* GOAL OF THE EXERCISE
From the entries that follow, gather each line holding the word "مسلم".

--- Start DATASET EXTRACT ---

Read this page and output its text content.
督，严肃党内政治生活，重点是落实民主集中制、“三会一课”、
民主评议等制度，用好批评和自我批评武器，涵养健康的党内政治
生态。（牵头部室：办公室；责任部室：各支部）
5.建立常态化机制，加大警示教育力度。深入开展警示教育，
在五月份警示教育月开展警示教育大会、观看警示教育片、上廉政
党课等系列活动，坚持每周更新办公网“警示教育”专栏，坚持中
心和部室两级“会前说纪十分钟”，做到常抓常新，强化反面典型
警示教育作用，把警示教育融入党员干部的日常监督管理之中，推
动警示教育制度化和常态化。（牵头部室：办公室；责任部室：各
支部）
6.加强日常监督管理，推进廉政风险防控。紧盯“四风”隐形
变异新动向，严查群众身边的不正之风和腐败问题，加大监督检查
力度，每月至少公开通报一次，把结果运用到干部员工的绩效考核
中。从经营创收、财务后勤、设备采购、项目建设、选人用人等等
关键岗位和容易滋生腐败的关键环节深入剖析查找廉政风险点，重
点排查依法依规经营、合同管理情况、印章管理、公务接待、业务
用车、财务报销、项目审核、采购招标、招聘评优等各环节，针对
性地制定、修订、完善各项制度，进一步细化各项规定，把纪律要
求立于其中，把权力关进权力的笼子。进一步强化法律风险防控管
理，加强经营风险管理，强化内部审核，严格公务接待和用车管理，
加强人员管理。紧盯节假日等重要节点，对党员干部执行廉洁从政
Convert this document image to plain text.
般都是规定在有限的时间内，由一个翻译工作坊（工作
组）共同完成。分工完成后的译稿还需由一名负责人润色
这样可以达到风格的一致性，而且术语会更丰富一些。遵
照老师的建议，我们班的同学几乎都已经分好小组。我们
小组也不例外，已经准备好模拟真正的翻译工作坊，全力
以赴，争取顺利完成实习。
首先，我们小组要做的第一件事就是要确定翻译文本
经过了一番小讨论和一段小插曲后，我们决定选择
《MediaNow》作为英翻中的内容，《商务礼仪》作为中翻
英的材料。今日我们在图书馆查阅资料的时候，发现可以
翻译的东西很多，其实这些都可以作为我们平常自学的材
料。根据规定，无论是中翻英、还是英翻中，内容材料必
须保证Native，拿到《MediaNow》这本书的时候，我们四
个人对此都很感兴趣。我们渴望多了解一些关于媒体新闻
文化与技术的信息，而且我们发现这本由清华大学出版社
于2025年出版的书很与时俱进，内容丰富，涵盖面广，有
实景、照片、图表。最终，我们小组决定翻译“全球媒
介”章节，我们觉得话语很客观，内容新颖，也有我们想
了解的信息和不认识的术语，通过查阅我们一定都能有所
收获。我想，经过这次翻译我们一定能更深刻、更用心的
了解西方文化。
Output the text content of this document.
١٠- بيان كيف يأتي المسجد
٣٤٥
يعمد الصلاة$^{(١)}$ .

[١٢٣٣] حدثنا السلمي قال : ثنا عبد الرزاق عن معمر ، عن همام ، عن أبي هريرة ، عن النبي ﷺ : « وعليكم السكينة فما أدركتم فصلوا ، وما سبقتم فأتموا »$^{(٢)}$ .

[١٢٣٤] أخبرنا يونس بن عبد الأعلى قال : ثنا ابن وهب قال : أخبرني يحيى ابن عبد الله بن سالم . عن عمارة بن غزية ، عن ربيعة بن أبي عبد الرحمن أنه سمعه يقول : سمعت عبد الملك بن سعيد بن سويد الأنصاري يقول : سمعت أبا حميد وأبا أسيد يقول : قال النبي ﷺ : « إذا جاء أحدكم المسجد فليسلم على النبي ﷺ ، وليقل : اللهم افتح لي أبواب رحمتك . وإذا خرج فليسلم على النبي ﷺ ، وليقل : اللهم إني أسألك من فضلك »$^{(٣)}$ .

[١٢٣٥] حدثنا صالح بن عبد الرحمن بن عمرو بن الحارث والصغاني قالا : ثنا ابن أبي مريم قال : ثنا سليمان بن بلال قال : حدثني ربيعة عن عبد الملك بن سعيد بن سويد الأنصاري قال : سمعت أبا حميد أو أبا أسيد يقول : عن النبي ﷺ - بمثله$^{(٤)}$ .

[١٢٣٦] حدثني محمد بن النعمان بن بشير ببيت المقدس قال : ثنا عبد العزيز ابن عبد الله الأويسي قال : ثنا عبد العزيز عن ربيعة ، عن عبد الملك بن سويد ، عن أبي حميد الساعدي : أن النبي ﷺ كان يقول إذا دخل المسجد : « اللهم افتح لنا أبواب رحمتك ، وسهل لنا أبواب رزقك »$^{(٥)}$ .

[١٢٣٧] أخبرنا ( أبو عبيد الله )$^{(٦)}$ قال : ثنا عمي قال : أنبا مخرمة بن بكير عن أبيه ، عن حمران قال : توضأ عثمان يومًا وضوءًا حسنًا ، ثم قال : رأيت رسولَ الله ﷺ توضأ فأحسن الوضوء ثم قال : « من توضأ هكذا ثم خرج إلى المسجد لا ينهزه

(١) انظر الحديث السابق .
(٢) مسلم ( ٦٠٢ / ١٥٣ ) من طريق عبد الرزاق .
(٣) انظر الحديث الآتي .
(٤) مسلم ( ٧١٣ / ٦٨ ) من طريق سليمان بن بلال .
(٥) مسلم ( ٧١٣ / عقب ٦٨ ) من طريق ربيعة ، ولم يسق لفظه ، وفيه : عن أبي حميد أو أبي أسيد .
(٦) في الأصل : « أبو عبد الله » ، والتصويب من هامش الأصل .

--- End DATASET EXTRACT ---

* EXERCISE SOLUTION
(٢) مسلم ( ٦٠٢ / ١٥٣ ) من طريق عبد الرزاق .
(٤) مسلم ( ٧١٣ / ٦٨ ) من طريق سليمان بن بلال .
(٥) مسلم ( ٧١٣ / عقب ٦٨ ) من طريق ربيعة ، ولم يسق لفظه ، وفيه : عن أبي حميد أو أبي أسيد .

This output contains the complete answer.